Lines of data
• • • • • • •
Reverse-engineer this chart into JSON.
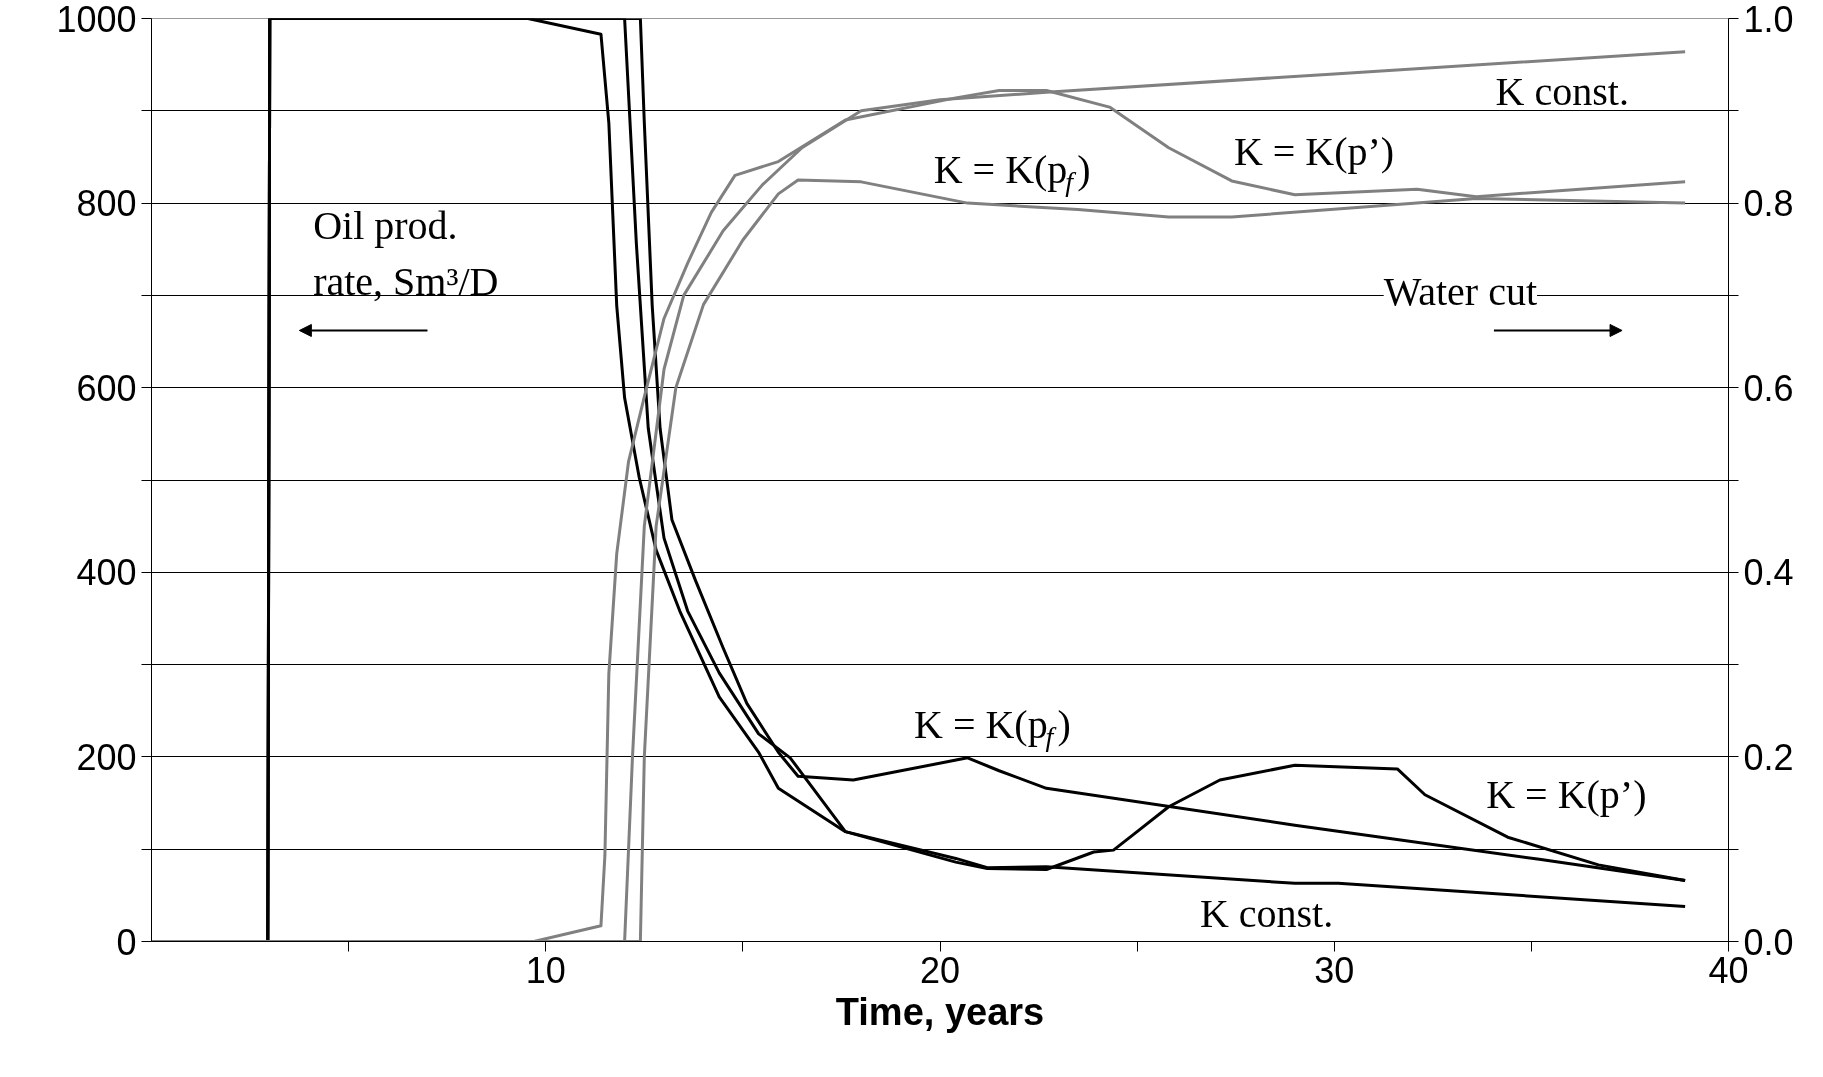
{
  "chart_data": {
    "type": "line",
    "xlabel": "Time, years",
    "xlim": [
      0,
      40
    ],
    "ylim": [
      0,
      1000
    ],
    "y2lim": [
      0,
      1
    ],
    "xticks": [
      {
        "value": 5,
        "label": null
      },
      10,
      {
        "value": 15,
        "label": null
      },
      20,
      {
        "value": 25,
        "label": null
      },
      30,
      {
        "value": 35,
        "label": null
      },
      40
    ],
    "yticks": [
      0,
      {
        "value": 100,
        "label": null
      },
      200,
      {
        "value": 300,
        "label": null
      },
      400,
      {
        "value": 500,
        "label": null
      },
      600,
      {
        "value": 700,
        "label": null
      },
      800,
      {
        "value": 900,
        "label": null
      },
      1000
    ],
    "y2ticks": [
      {
        "value": 0,
        "label": "0.0"
      },
      {
        "value": 0.1,
        "label": null
      },
      {
        "value": 0.2,
        "label": "0.2"
      },
      {
        "value": 0.3,
        "label": null
      },
      {
        "value": 0.4,
        "label": "0.4"
      },
      {
        "value": 0.5,
        "label": null
      },
      {
        "value": 0.6,
        "label": "0.6"
      },
      {
        "value": 0.7,
        "label": null
      },
      {
        "value": 0.8,
        "label": "0.8"
      },
      {
        "value": 0.9,
        "label": null
      },
      {
        "value": 1,
        "label": "1.0"
      }
    ],
    "grid": "y",
    "legend": false,
    "marker": "none",
    "line_style": "solid",
    "series": [
      {
        "name": "K = K(p’)",
        "color": "#000000",
        "x": [
          0,
          2.95,
          3.0,
          9.55,
          11.4,
          11.6,
          11.8,
          12.0,
          12.37,
          12.8,
          13.4,
          14.4,
          15.4,
          15.9,
          17.6,
          20.4,
          21.2,
          22.7,
          23.9,
          24.4,
          25.0,
          25.8,
          27.1,
          29.0,
          31.6,
          32.3,
          34.4,
          36.7,
          38.9
        ],
        "values": [
          0,
          0,
          1000,
          1000,
          983,
          887,
          689,
          589,
          503,
          424,
          358,
          265,
          205,
          166,
          119,
          86,
          79,
          78,
          97,
          99,
          119,
          146,
          175,
          191,
          187,
          159,
          113,
          83,
          66
        ]
      },
      {
        "name": "K const.",
        "color": "#000000",
        "x": [
          0,
          2.95,
          3.0,
          12.0,
          12.3,
          12.6,
          13.0,
          13.6,
          14.4,
          15.4,
          16.2,
          17.6,
          20.4,
          21.2,
          22.7,
          29.0,
          30.1,
          38.9
        ],
        "values": [
          0,
          0,
          1000,
          1000,
          755,
          556,
          437,
          358,
          291,
          225,
          199,
          119,
          90,
          80,
          81,
          63,
          63,
          38
        ]
      },
      {
        "name": "K = K(p$_{f}$)",
        "color": "#000000",
        "x": [
          0,
          2.95,
          3.0,
          12.4,
          12.5,
          12.7,
          12.9,
          13.2,
          13.8,
          14.5,
          15.1,
          15.9,
          16.4,
          17.8,
          20.7,
          21.5,
          22.7,
          29.0,
          35.2,
          38.9
        ],
        "values": [
          0,
          0,
          1000,
          1000,
          887,
          689,
          556,
          457,
          391,
          318,
          258,
          205,
          179,
          175,
          199,
          185,
          166,
          126,
          89,
          66
        ]
      },
      {
        "name": "K = K(p’)",
        "color": "#808080",
        "axis": "y2",
        "x": [
          0,
          9.7,
          11.4,
          11.5,
          11.6,
          11.8,
          12.1,
          12.5,
          13.0,
          13.6,
          14.2,
          14.8,
          15.9,
          17.6,
          20.4,
          21.5,
          22.7,
          24.3,
          25.8,
          27.4,
          29.0,
          32.1,
          33.6,
          38.9
        ],
        "values": [
          0,
          0,
          0.017,
          0.093,
          0.29,
          0.42,
          0.52,
          0.59,
          0.675,
          0.735,
          0.79,
          0.83,
          0.845,
          0.89,
          0.914,
          0.922,
          0.922,
          0.904,
          0.86,
          0.824,
          0.809,
          0.815,
          0.807,
          0.823
        ]
      },
      {
        "name": "K const.",
        "color": "#808080",
        "axis": "y2",
        "x": [
          0,
          12.0,
          12.2,
          12.5,
          13.0,
          13.5,
          14.5,
          15.5,
          16.5,
          18.0,
          20.0,
          22.7,
          30.0,
          38.9
        ],
        "values": [
          0,
          0,
          0.2,
          0.45,
          0.62,
          0.7,
          0.77,
          0.82,
          0.86,
          0.9,
          0.912,
          0.92,
          0.94,
          0.964
        ]
      },
      {
        "name": "K = K(p$_{f}$)",
        "color": "#808080",
        "axis": "y2",
        "x": [
          0,
          12.4,
          12.5,
          12.8,
          13.3,
          14.0,
          15.0,
          15.9,
          16.4,
          18.0,
          20.7,
          23.5,
          25.8,
          27.4,
          30.5,
          33.6,
          38.9
        ],
        "values": [
          0,
          0,
          0.2,
          0.45,
          0.6,
          0.69,
          0.76,
          0.81,
          0.825,
          0.823,
          0.8,
          0.793,
          0.785,
          0.785,
          0.795,
          0.805,
          0.8
        ]
      }
    ],
    "annotations": [
      "Oil prod.\nrate, Sm³/D",
      "Water cut"
    ]
  }
}
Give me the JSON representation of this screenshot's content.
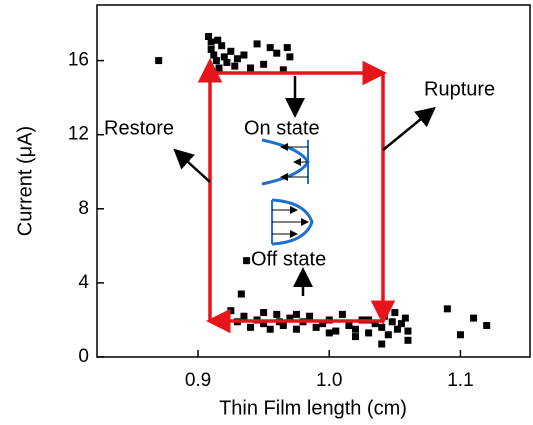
{
  "chart_data": {
    "type": "scatter",
    "xlabel": "Thin Film length (cm)",
    "ylabel": "Current (μA)",
    "annotations": [
      "Rupture",
      "Restore",
      "On state",
      "Off state"
    ],
    "color": "#000000",
    "xlim": [
      0.823,
      1.153
    ],
    "ylim": [
      0,
      19
    ],
    "xticks": [
      0.9,
      {
        "value": 1,
        "label": "1.0"
      },
      1.1
    ],
    "yticks": [
      0,
      4,
      8,
      12,
      16
    ],
    "x": [
      0.87,
      0.908,
      0.91,
      0.91,
      0.912,
      0.915,
      0.914,
      0.916,
      0.918,
      0.92,
      0.922,
      0.925,
      0.928,
      0.93,
      0.935,
      0.94,
      0.945,
      0.95,
      0.955,
      0.96,
      0.965,
      0.968,
      0.97,
      0.937,
      0.925,
      0.933,
      0.93,
      0.935,
      0.94,
      0.945,
      0.95,
      0.955,
      0.96,
      0.962,
      0.965,
      0.97,
      0.975,
      0.98,
      0.985,
      0.99,
      0.995,
      1.0,
      1.005,
      1.01,
      1.015,
      1.02,
      1.025,
      1.03,
      1.035,
      1.04,
      1.042,
      1.045,
      1.048,
      1.05,
      1.052,
      1.055,
      1.058,
      1.06,
      1.04,
      1.06,
      1.09,
      1.1,
      1.11,
      1.12,
      0.95,
      0.975,
      1.0,
      1.02,
      1.03
    ],
    "values": [
      16.0,
      17.3,
      17.0,
      16.6,
      16.3,
      17.1,
      16.0,
      15.6,
      16.8,
      16.2,
      15.9,
      16.5,
      15.7,
      16.1,
      16.3,
      15.6,
      16.9,
      15.8,
      16.7,
      16.4,
      15.5,
      16.7,
      16.2,
      5.2,
      2.5,
      3.4,
      1.9,
      2.2,
      1.6,
      2.0,
      1.8,
      1.5,
      2.3,
      1.9,
      1.7,
      2.1,
      1.5,
      1.9,
      2.2,
      1.6,
      1.8,
      2.0,
      1.4,
      2.3,
      1.7,
      1.5,
      2.0,
      1.3,
      1.8,
      1.6,
      2.2,
      1.2,
      1.9,
      2.4,
      1.5,
      1.8,
      2.1,
      1.4,
      0.7,
      0.9,
      2.6,
      1.2,
      2.1,
      1.7,
      2.4,
      2.3,
      1.3,
      1.1,
      2.0
    ]
  }
}
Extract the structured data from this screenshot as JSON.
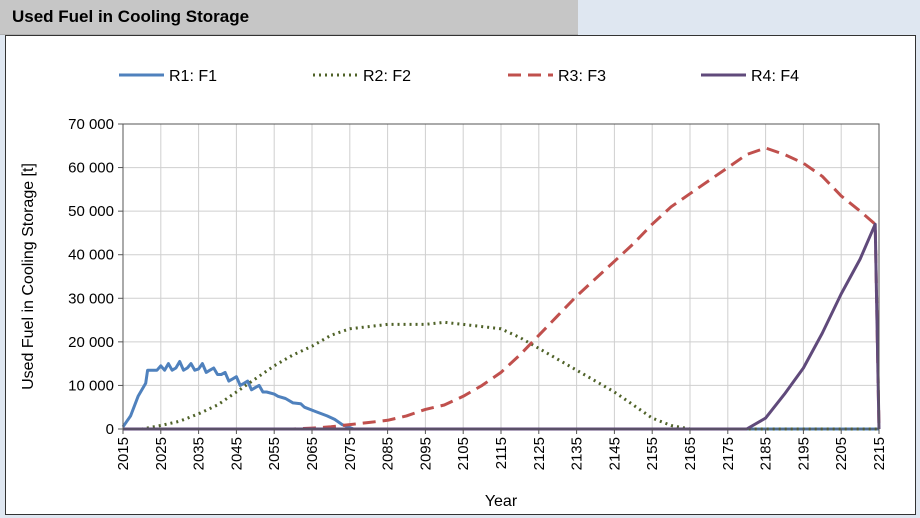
{
  "page": {
    "title": "Used Fuel in Cooling Storage"
  },
  "chart_data": {
    "type": "line",
    "title": "",
    "xlabel": "Year",
    "ylabel": "Used Fuel in Cooling Storage [t]",
    "xlim": [
      2015,
      2215
    ],
    "ylim": [
      0,
      70000
    ],
    "x_ticks": [
      2015,
      2025,
      2035,
      2045,
      2055,
      2065,
      2075,
      2085,
      2095,
      2105,
      2115,
      2125,
      2135,
      2145,
      2155,
      2165,
      2175,
      2185,
      2195,
      2205,
      2215
    ],
    "y_ticks": [
      0,
      10000,
      20000,
      30000,
      40000,
      50000,
      60000,
      70000
    ],
    "y_tick_labels": [
      "0",
      "10 000",
      "20 000",
      "30 000",
      "40 000",
      "50 000",
      "60 000",
      "70 000"
    ],
    "grid": true,
    "legend_position": "top",
    "series": [
      {
        "name": "R1: F1",
        "color": "#4f81bd",
        "style": "solid",
        "points": [
          [
            2015,
            500
          ],
          [
            2017,
            3000
          ],
          [
            2019,
            7500
          ],
          [
            2021,
            10500
          ],
          [
            2021.5,
            13500
          ],
          [
            2024,
            13500
          ],
          [
            2025,
            14500
          ],
          [
            2026,
            13500
          ],
          [
            2027,
            15000
          ],
          [
            2028,
            13500
          ],
          [
            2029,
            14000
          ],
          [
            2030,
            15500
          ],
          [
            2031,
            13500
          ],
          [
            2032,
            14000
          ],
          [
            2033,
            15000
          ],
          [
            2034,
            13500
          ],
          [
            2035,
            13800
          ],
          [
            2036,
            15000
          ],
          [
            2037,
            13000
          ],
          [
            2038,
            13500
          ],
          [
            2039,
            14000
          ],
          [
            2040,
            12500
          ],
          [
            2041,
            12500
          ],
          [
            2042,
            13000
          ],
          [
            2043,
            11000
          ],
          [
            2044,
            11500
          ],
          [
            2045,
            12000
          ],
          [
            2046,
            10000
          ],
          [
            2047,
            10500
          ],
          [
            2048,
            11000
          ],
          [
            2049,
            9000
          ],
          [
            2050,
            9500
          ],
          [
            2051,
            10000
          ],
          [
            2052,
            8500
          ],
          [
            2053,
            8500
          ],
          [
            2055,
            8000
          ],
          [
            2056,
            7500
          ],
          [
            2058,
            7000
          ],
          [
            2060,
            6000
          ],
          [
            2062,
            5800
          ],
          [
            2063,
            5000
          ],
          [
            2066,
            4000
          ],
          [
            2069,
            3000
          ],
          [
            2071,
            2200
          ],
          [
            2073,
            1000
          ],
          [
            2076,
            0
          ],
          [
            2215,
            0
          ]
        ]
      },
      {
        "name": "R2: F2",
        "color": "#4f6228",
        "style": "dotted",
        "points": [
          [
            2015,
            0
          ],
          [
            2020,
            0
          ],
          [
            2025,
            800
          ],
          [
            2030,
            1800
          ],
          [
            2035,
            3500
          ],
          [
            2040,
            5500
          ],
          [
            2045,
            8500
          ],
          [
            2050,
            11500
          ],
          [
            2055,
            14500
          ],
          [
            2060,
            17000
          ],
          [
            2065,
            19000
          ],
          [
            2070,
            21500
          ],
          [
            2075,
            23000
          ],
          [
            2080,
            23500
          ],
          [
            2085,
            24000
          ],
          [
            2090,
            24000
          ],
          [
            2095,
            24000
          ],
          [
            2100,
            24500
          ],
          [
            2105,
            24000
          ],
          [
            2110,
            23500
          ],
          [
            2115,
            23000
          ],
          [
            2120,
            21000
          ],
          [
            2125,
            18500
          ],
          [
            2130,
            16000
          ],
          [
            2135,
            13500
          ],
          [
            2140,
            11000
          ],
          [
            2145,
            8500
          ],
          [
            2150,
            5500
          ],
          [
            2155,
            2500
          ],
          [
            2160,
            800
          ],
          [
            2165,
            0
          ],
          [
            2215,
            0
          ]
        ]
      },
      {
        "name": "R3: F3",
        "color": "#c0504d",
        "style": "dashed",
        "points": [
          [
            2015,
            0
          ],
          [
            2060,
            0
          ],
          [
            2065,
            200
          ],
          [
            2070,
            500
          ],
          [
            2075,
            1000
          ],
          [
            2080,
            1500
          ],
          [
            2085,
            2000
          ],
          [
            2090,
            3000
          ],
          [
            2095,
            4500
          ],
          [
            2100,
            5500
          ],
          [
            2105,
            7500
          ],
          [
            2110,
            10000
          ],
          [
            2115,
            13000
          ],
          [
            2120,
            17000
          ],
          [
            2125,
            21500
          ],
          [
            2130,
            26000
          ],
          [
            2135,
            30500
          ],
          [
            2140,
            34500
          ],
          [
            2145,
            38500
          ],
          [
            2150,
            42500
          ],
          [
            2155,
            47000
          ],
          [
            2160,
            51000
          ],
          [
            2165,
            54000
          ],
          [
            2170,
            57000
          ],
          [
            2175,
            60000
          ],
          [
            2180,
            63000
          ],
          [
            2185,
            64500
          ],
          [
            2190,
            63000
          ],
          [
            2195,
            61000
          ],
          [
            2200,
            58000
          ],
          [
            2205,
            53500
          ],
          [
            2210,
            50000
          ],
          [
            2214,
            47000
          ],
          [
            2215,
            0
          ]
        ]
      },
      {
        "name": "R4: F4",
        "color": "#604a7b",
        "style": "solid",
        "points": [
          [
            2015,
            0
          ],
          [
            2180,
            0
          ],
          [
            2185,
            2500
          ],
          [
            2190,
            8000
          ],
          [
            2195,
            14000
          ],
          [
            2200,
            22000
          ],
          [
            2205,
            31000
          ],
          [
            2210,
            39000
          ],
          [
            2214,
            47000
          ],
          [
            2215,
            0
          ]
        ]
      }
    ]
  }
}
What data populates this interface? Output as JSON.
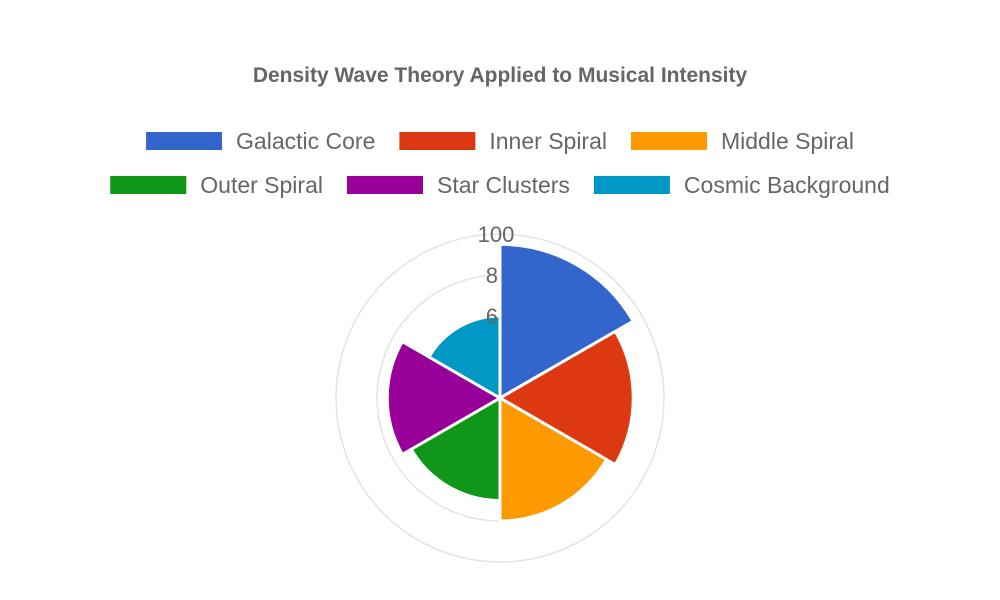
{
  "chart_data": {
    "type": "polarArea",
    "title": "Density Wave Theory Applied to Musical Intensity",
    "categories": [
      "Galactic Core",
      "Inner Spiral",
      "Middle Spiral",
      "Outer Spiral",
      "Star Clusters",
      "Cosmic Background"
    ],
    "values": [
      95,
      85,
      80,
      70,
      75,
      60
    ],
    "colors": [
      "#3366cc",
      "#dc3912",
      "#ff9900",
      "#109618",
      "#990099",
      "#0099c6"
    ],
    "radial_axis": {
      "min": 20,
      "max": 100,
      "tick_labels": [
        "6",
        "8",
        "100"
      ]
    },
    "legend_position": "top",
    "grid": true
  }
}
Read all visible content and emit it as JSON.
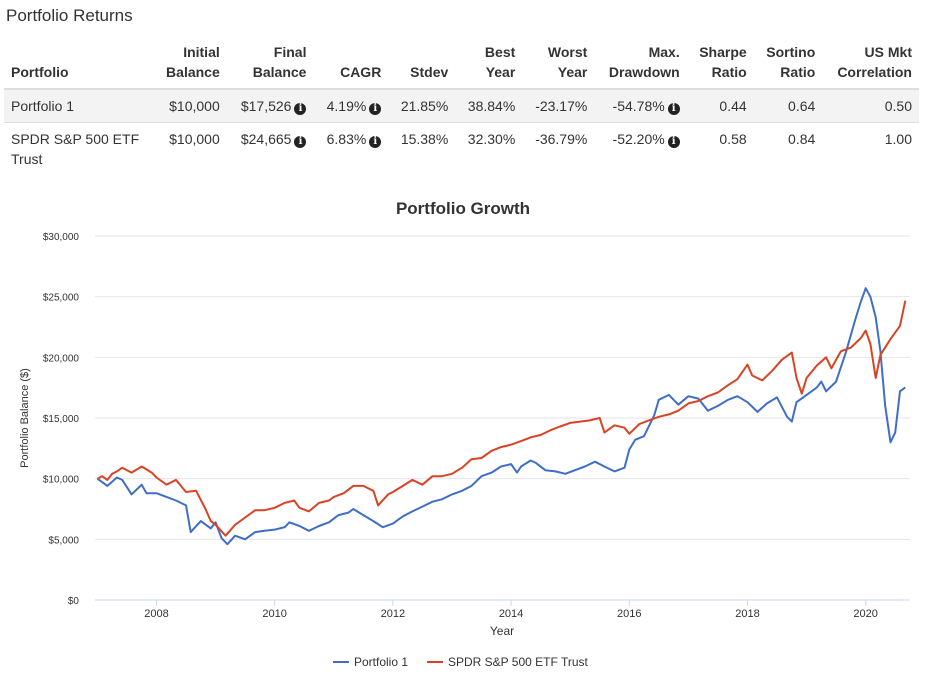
• • • • • • •
▸ Written task
In the entries above, find each line with the word "xlabel" and copy it.

▸ Answer to this problem
    "xlabel": "Time, years",
    "xlabel": "Thin Film length (cm)",
    "xlabel": "Year",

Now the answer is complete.